Extract each line of the data and write it out again exactly.

***

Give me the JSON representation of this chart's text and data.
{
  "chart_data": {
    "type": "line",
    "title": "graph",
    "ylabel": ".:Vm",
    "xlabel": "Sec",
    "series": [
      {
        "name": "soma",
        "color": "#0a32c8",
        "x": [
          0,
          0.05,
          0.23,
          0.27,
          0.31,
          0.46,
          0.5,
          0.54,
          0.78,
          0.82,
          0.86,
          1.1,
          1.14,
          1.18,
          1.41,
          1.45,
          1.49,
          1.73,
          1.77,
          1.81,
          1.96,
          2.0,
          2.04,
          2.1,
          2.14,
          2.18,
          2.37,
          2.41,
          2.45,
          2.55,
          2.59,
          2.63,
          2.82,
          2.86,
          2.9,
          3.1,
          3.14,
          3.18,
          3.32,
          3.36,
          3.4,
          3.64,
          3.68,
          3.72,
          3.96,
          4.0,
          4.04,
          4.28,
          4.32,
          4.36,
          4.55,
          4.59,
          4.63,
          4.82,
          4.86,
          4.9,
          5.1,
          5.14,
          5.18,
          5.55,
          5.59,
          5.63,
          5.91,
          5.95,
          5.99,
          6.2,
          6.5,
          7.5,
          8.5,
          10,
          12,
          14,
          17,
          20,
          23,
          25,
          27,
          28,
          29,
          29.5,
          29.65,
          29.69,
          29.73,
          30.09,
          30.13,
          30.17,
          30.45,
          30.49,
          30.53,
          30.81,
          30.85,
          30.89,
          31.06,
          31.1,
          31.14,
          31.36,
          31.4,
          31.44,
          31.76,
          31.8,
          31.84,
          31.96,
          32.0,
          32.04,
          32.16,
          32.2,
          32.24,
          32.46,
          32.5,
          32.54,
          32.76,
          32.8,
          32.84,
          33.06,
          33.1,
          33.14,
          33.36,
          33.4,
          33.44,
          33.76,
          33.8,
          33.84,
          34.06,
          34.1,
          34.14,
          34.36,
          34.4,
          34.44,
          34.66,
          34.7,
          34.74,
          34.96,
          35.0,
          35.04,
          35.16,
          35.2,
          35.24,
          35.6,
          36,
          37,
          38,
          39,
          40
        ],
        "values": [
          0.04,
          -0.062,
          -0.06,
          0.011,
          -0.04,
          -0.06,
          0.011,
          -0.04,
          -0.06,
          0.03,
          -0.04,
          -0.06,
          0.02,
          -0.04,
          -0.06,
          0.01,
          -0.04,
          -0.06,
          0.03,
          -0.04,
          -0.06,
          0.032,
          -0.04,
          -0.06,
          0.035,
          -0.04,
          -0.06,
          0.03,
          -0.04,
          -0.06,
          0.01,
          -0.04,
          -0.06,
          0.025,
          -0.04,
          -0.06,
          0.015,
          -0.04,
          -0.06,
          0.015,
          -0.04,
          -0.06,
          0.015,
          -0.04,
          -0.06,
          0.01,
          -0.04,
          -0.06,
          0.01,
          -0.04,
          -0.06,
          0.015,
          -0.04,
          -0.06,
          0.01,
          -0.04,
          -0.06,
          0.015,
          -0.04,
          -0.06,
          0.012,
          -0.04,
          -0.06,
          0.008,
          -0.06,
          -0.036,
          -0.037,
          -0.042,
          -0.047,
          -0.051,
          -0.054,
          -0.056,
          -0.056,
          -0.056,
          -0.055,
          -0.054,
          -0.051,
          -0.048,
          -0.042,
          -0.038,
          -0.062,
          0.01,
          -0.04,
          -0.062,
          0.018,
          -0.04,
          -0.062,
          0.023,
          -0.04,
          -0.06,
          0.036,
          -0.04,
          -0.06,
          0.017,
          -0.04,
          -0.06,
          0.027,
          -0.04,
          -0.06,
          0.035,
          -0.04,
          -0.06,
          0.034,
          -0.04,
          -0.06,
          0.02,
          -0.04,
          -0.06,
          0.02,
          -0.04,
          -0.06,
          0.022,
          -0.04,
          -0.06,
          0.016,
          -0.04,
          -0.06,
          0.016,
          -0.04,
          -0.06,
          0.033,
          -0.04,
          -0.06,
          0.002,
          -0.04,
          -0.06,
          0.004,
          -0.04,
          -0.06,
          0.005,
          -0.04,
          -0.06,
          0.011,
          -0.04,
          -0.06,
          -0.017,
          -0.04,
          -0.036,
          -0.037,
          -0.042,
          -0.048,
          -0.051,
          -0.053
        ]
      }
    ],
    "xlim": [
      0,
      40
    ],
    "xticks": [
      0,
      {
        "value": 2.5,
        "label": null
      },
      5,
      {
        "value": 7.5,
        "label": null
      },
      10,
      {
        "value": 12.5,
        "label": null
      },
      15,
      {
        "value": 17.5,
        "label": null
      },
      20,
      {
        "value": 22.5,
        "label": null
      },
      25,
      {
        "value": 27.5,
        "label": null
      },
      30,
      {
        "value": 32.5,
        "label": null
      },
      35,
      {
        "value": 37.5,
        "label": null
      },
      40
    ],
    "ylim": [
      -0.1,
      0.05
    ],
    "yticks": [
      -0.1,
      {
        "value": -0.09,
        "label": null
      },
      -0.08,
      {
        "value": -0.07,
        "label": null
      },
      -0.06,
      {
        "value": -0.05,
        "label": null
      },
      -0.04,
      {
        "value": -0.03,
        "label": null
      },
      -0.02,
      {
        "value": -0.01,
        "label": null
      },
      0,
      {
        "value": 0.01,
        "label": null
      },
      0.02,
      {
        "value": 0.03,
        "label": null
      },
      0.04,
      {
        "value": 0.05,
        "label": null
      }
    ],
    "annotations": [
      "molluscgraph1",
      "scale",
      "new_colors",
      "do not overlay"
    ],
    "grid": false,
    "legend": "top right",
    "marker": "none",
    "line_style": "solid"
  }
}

***

● Finished task:
Give me the JSON representation of this chart's text and data.
{
  "chart_data": {
    "type": "line",
    "title": "graph",
    "ylabel": ".:Vm",
    "xlabel": "Sec",
    "series": [
      {
        "name": "soma",
        "color": "#0a32c8",
        "x": [
          0,
          0.05,
          0.23,
          0.27,
          0.31,
          0.46,
          0.5,
          0.54,
          0.78,
          0.82,
          0.86,
          1.1,
          1.14,
          1.18,
          1.41,
          1.45,
          1.49,
          1.73,
          1.77,
          1.81,
          1.96,
          2.0,
          2.04,
          2.1,
          2.14,
          2.18,
          2.37,
          2.41,
          2.45,
          2.55,
          2.59,
          2.63,
          2.82,
          2.86,
          2.9,
          3.1,
          3.14,
          3.18,
          3.32,
          3.36,
          3.4,
          3.64,
          3.68,
          3.72,
          3.96,
          4.0,
          4.04,
          4.28,
          4.32,
          4.36,
          4.55,
          4.59,
          4.63,
          4.82,
          4.86,
          4.9,
          5.1,
          5.14,
          5.18,
          5.55,
          5.59,
          5.63,
          5.91,
          5.95,
          5.99,
          6.2,
          6.5,
          7.5,
          8.5,
          10,
          12,
          14,
          17,
          20,
          23,
          25,
          27,
          28,
          29,
          29.5,
          29.65,
          29.69,
          29.73,
          30.09,
          30.13,
          30.17,
          30.45,
          30.49,
          30.53,
          30.81,
          30.85,
          30.89,
          31.06,
          31.1,
          31.14,
          31.36,
          31.4,
          31.44,
          31.76,
          31.8,
          31.84,
          31.96,
          32.0,
          32.04,
          32.16,
          32.2,
          32.24,
          32.46,
          32.5,
          32.54,
          32.76,
          32.8,
          32.84,
          33.06,
          33.1,
          33.14,
          33.36,
          33.4,
          33.44,
          33.76,
          33.8,
          33.84,
          34.06,
          34.1,
          34.14,
          34.36,
          34.4,
          34.44,
          34.66,
          34.7,
          34.74,
          34.96,
          35.0,
          35.04,
          35.16,
          35.2,
          35.24,
          35.6,
          36,
          37,
          38,
          39,
          40
        ],
        "values": [
          0.04,
          -0.062,
          -0.06,
          0.011,
          -0.04,
          -0.06,
          0.011,
          -0.04,
          -0.06,
          0.03,
          -0.04,
          -0.06,
          0.02,
          -0.04,
          -0.06,
          0.01,
          -0.04,
          -0.06,
          0.03,
          -0.04,
          -0.06,
          0.032,
          -0.04,
          -0.06,
          0.035,
          -0.04,
          -0.06,
          0.03,
          -0.04,
          -0.06,
          0.01,
          -0.04,
          -0.06,
          0.025,
          -0.04,
          -0.06,
          0.015,
          -0.04,
          -0.06,
          0.015,
          -0.04,
          -0.06,
          0.015,
          -0.04,
          -0.06,
          0.01,
          -0.04,
          -0.06,
          0.01,
          -0.04,
          -0.06,
          0.015,
          -0.04,
          -0.06,
          0.01,
          -0.04,
          -0.06,
          0.015,
          -0.04,
          -0.06,
          0.012,
          -0.04,
          -0.06,
          0.008,
          -0.06,
          -0.036,
          -0.037,
          -0.042,
          -0.047,
          -0.051,
          -0.054,
          -0.056,
          -0.056,
          -0.056,
          -0.055,
          -0.054,
          -0.051,
          -0.048,
          -0.042,
          -0.038,
          -0.062,
          0.01,
          -0.04,
          -0.062,
          0.018,
          -0.04,
          -0.062,
          0.023,
          -0.04,
          -0.06,
          0.036,
          -0.04,
          -0.06,
          0.017,
          -0.04,
          -0.06,
          0.027,
          -0.04,
          -0.06,
          0.035,
          -0.04,
          -0.06,
          0.034,
          -0.04,
          -0.06,
          0.02,
          -0.04,
          -0.06,
          0.02,
          -0.04,
          -0.06,
          0.022,
          -0.04,
          -0.06,
          0.016,
          -0.04,
          -0.06,
          0.016,
          -0.04,
          -0.06,
          0.033,
          -0.04,
          -0.06,
          0.002,
          -0.04,
          -0.06,
          0.004,
          -0.04,
          -0.06,
          0.005,
          -0.04,
          -0.06,
          0.011,
          -0.04,
          -0.06,
          -0.017,
          -0.04,
          -0.036,
          -0.037,
          -0.042,
          -0.048,
          -0.051,
          -0.053
        ]
      }
    ],
    "xlim": [
      0,
      40
    ],
    "xticks": [
      0,
      {
        "value": 2.5,
        "label": null
      },
      5,
      {
        "value": 7.5,
        "label": null
      },
      10,
      {
        "value": 12.5,
        "label": null
      },
      15,
      {
        "value": 17.5,
        "label": null
      },
      20,
      {
        "value": 22.5,
        "label": null
      },
      25,
      {
        "value": 27.5,
        "label": null
      },
      30,
      {
        "value": 32.5,
        "label": null
      },
      35,
      {
        "value": 37.5,
        "label": null
      },
      40
    ],
    "ylim": [
      -0.1,
      0.05
    ],
    "yticks": [
      -0.1,
      {
        "value": -0.09,
        "label": null
      },
      -0.08,
      {
        "value": -0.07,
        "label": null
      },
      -0.06,
      {
        "value": -0.05,
        "label": null
      },
      -0.04,
      {
        "value": -0.03,
        "label": null
      },
      -0.02,
      {
        "value": -0.01,
        "label": null
      },
      0,
      {
        "value": 0.01,
        "label": null
      },
      0.02,
      {
        "value": 0.03,
        "label": null
      },
      0.04,
      {
        "value": 0.05,
        "label": null
      }
    ],
    "annotations": [
      "molluscgraph1",
      "scale",
      "new_colors",
      "do not overlay"
    ],
    "grid": false,
    "legend": "top right",
    "marker": "none",
    "line_style": "solid"
  }
}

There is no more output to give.